## Start
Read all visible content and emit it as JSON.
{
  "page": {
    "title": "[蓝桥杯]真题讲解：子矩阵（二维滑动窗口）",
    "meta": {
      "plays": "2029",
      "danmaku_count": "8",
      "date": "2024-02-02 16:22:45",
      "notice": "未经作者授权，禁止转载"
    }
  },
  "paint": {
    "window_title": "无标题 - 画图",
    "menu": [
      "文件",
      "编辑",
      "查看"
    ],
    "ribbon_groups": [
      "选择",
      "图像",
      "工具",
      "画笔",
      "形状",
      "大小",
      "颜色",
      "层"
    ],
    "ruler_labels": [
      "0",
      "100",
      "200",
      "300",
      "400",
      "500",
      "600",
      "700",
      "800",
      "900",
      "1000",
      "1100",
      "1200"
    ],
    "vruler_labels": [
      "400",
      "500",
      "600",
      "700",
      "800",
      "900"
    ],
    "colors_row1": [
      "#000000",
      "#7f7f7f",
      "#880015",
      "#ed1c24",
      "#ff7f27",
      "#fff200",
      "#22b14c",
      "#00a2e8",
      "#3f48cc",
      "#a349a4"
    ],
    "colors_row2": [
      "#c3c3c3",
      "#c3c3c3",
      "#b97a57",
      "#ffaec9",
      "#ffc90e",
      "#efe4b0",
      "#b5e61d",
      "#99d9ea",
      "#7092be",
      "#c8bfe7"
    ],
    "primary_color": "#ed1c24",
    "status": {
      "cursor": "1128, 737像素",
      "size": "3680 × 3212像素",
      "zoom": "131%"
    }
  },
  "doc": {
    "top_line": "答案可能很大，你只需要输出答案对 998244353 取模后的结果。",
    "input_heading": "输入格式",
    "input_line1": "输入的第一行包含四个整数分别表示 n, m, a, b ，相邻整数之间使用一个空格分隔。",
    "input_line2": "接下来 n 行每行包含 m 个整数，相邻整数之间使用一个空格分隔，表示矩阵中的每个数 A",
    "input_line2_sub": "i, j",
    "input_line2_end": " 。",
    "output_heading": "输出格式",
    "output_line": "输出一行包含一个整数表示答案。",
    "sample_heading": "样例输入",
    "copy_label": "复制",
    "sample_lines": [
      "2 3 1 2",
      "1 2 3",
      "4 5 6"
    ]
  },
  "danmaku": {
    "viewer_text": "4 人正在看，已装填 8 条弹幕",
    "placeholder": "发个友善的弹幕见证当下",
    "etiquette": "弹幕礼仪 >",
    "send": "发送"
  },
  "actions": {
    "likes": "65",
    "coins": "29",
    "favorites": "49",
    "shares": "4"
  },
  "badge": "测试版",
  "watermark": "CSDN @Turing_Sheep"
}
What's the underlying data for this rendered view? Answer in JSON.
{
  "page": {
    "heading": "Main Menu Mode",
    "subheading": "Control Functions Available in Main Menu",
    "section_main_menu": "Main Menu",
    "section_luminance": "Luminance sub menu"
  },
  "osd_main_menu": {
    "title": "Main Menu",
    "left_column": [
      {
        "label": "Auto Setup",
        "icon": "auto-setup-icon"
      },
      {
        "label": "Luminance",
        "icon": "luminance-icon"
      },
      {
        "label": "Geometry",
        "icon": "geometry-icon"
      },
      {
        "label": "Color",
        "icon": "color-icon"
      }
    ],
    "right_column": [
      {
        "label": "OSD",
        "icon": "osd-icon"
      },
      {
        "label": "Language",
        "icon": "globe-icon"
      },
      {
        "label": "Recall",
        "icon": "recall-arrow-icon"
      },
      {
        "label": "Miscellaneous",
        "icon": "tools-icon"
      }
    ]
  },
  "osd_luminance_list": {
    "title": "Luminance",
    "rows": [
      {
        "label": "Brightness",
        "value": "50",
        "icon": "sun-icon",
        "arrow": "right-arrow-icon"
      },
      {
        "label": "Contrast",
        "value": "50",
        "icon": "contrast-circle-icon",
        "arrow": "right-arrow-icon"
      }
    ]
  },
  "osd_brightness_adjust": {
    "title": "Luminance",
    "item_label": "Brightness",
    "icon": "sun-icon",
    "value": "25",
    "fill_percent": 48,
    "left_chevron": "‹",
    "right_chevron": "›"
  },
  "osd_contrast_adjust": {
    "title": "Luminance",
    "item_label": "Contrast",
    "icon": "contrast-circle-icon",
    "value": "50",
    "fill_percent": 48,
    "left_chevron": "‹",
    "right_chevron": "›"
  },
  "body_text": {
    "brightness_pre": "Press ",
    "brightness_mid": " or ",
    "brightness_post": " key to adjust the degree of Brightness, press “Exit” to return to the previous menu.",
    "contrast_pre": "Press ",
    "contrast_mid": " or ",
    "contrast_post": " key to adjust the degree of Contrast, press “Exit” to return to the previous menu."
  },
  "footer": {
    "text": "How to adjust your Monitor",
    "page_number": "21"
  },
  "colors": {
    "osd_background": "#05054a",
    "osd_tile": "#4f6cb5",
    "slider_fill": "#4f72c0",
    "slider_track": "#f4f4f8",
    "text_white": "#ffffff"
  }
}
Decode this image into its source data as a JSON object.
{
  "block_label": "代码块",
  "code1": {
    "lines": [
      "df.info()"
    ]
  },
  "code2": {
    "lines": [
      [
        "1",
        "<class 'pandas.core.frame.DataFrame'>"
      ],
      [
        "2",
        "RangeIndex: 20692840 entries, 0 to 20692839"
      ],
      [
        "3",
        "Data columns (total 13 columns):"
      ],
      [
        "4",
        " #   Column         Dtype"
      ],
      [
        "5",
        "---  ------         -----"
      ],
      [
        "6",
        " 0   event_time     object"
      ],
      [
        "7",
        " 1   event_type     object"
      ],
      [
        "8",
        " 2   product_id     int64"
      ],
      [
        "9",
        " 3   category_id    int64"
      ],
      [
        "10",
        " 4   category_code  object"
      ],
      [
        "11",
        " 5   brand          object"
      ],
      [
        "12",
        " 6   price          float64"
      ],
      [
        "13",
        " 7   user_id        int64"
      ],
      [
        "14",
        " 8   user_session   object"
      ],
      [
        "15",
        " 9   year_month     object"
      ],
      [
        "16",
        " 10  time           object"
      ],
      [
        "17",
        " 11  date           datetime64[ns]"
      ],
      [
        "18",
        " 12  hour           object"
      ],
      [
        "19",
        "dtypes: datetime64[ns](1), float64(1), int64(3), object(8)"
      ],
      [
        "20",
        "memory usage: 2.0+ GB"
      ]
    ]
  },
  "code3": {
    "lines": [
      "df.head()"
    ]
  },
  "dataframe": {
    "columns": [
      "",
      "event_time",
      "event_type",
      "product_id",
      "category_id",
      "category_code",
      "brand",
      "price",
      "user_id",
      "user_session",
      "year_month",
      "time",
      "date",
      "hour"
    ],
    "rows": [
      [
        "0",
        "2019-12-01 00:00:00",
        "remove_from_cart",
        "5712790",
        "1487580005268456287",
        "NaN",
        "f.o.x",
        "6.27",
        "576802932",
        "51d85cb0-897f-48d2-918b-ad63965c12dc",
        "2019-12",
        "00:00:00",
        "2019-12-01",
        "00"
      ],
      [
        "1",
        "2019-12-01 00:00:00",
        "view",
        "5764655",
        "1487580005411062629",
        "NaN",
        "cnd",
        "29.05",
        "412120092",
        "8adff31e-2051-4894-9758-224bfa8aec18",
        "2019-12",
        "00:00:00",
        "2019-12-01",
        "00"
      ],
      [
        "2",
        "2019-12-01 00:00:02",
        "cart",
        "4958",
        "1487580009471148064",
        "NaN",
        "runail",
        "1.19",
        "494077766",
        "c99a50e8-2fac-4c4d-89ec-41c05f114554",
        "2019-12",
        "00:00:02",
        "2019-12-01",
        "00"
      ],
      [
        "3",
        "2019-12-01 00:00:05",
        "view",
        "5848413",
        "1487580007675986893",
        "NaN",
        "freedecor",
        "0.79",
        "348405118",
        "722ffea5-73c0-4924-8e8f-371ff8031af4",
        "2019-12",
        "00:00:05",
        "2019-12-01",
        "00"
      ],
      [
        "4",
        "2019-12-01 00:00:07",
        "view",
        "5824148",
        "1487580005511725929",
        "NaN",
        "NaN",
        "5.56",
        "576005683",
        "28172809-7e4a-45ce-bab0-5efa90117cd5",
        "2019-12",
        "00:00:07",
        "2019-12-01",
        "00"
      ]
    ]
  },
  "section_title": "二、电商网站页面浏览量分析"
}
## End
PROBLEM TO SOLVE. Return each line in the records that holds the string "相邻整数之间使用一个空格分隔".

CORRECT OUTPUT.
    "input_line1": "输入的第一行包含四个整数分别表示 n, m, a, b ，相邻整数之间使用一个空格分隔。",
    "input_line2": "接下来 n 行每行包含 m 个整数，相邻整数之间使用一个空格分隔，表示矩阵中的每个数 A",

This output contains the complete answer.